## Supplied data
****************
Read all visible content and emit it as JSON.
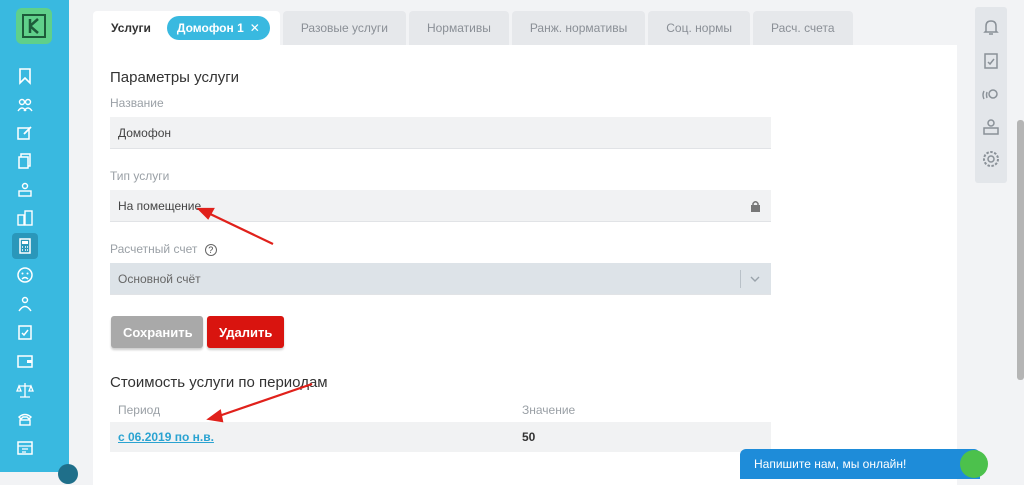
{
  "tabs": [
    {
      "label": "Услуги",
      "active": true
    },
    {
      "label": "Разовые услуги"
    },
    {
      "label": "Нормативы"
    },
    {
      "label": "Ранж. нормативы"
    },
    {
      "label": "Соц. нормы"
    },
    {
      "label": "Расч. счета"
    }
  ],
  "chip": {
    "label": "Домофон 1",
    "close": "✕"
  },
  "section_title": "Параметры услуги",
  "form": {
    "name_label": "Название",
    "name_value": "Домофон",
    "type_label": "Тип услуги",
    "type_value": "На помещение",
    "account_label": "Расчетный счет",
    "account_help": "?",
    "account_value": "Основной счёт"
  },
  "buttons": {
    "save": "Сохранить",
    "delete": "Удалить"
  },
  "periods": {
    "title": "Стоимость услуги по периодам",
    "col_period": "Период",
    "col_value": "Значение",
    "rows": [
      {
        "period": "с 06.2019 по н.в.",
        "value": "50"
      }
    ]
  },
  "chat": {
    "label": "Напишите нам, мы онлайн!"
  },
  "colors": {
    "accent": "#39b9e0",
    "logo": "#5fd08a",
    "danger": "#d9140f",
    "arrow": "#e0211b"
  }
}
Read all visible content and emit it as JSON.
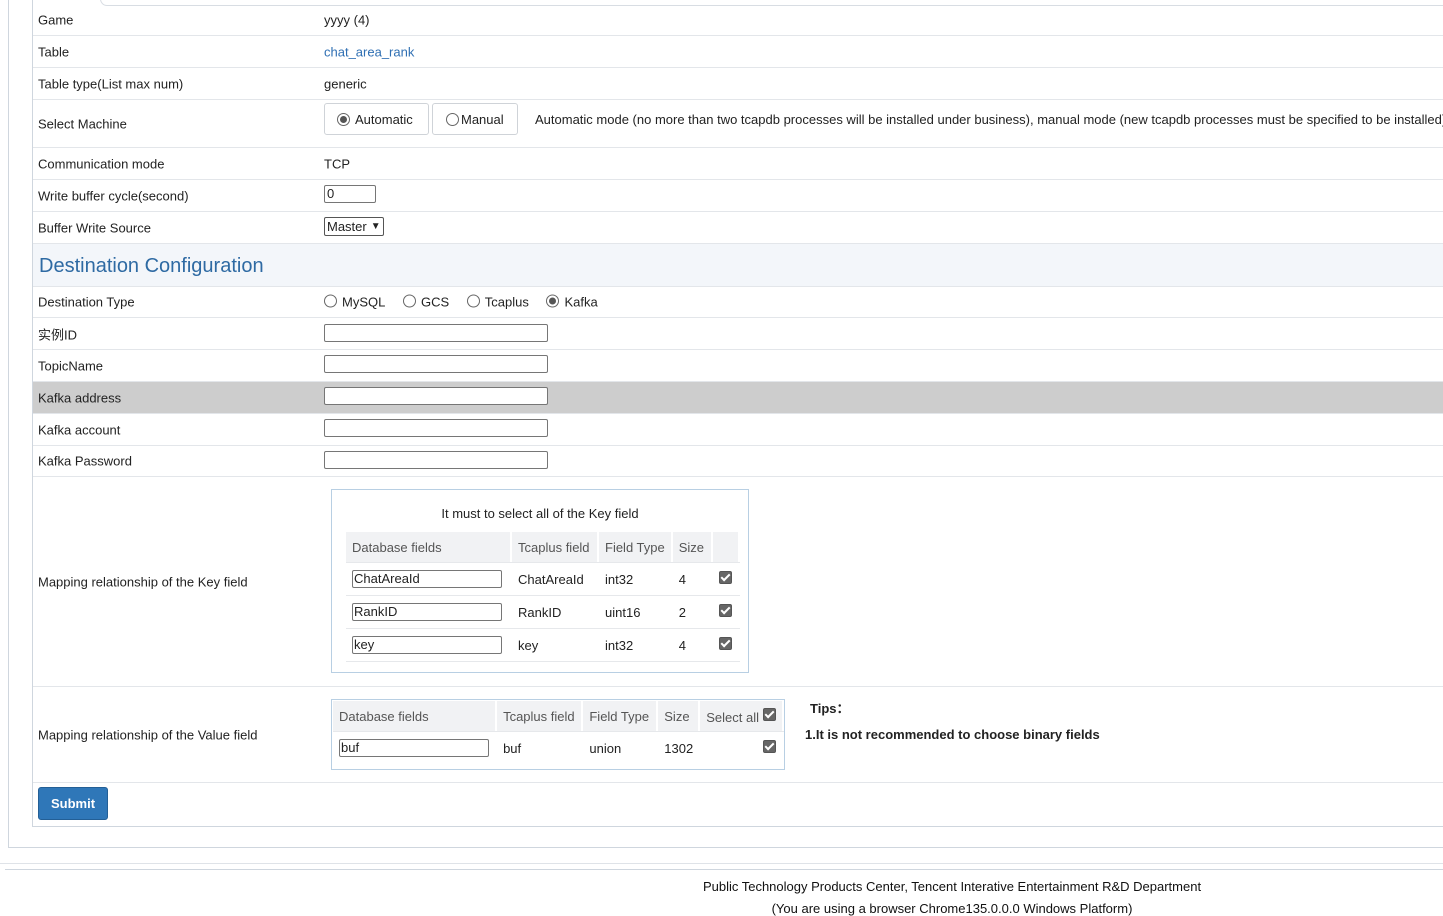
****************
## Set problem
Leave out the pictures and repeat everything else in the records exactly.

## The completed task
Read all visible content and emit it as JSON.
{
  "tabs": [
    {
      "label": "Услуги",
      "active": true
    },
    {
      "label": "Разовые услуги"
    },
    {
      "label": "Нормативы"
    },
    {
      "label": "Ранж. нормативы"
    },
    {
      "label": "Соц. нормы"
    },
    {
      "label": "Расч. счета"
    }
  ],
  "chip": {
    "label": "Домофон 1",
    "close": "✕"
  },
  "section_title": "Параметры услуги",
  "form": {
    "name_label": "Название",
    "name_value": "Домофон",
    "type_label": "Тип услуги",
    "type_value": "На помещение",
    "account_label": "Расчетный счет",
    "account_help": "?",
    "account_value": "Основной счёт"
  },
  "buttons": {
    "save": "Сохранить",
    "delete": "Удалить"
  },
  "periods": {
    "title": "Стоимость услуги по периодам",
    "col_period": "Период",
    "col_value": "Значение",
    "rows": [
      {
        "period": "с 06.2019 по н.в.",
        "value": "50"
      }
    ]
  },
  "chat": {
    "label": "Напишите нам, мы онлайн!"
  },
  "colors": {
    "accent": "#39b9e0",
    "logo": "#5fd08a",
    "danger": "#d9140f",
    "arrow": "#e0211b"
  }
}
Read all visible content and emit it as JSON.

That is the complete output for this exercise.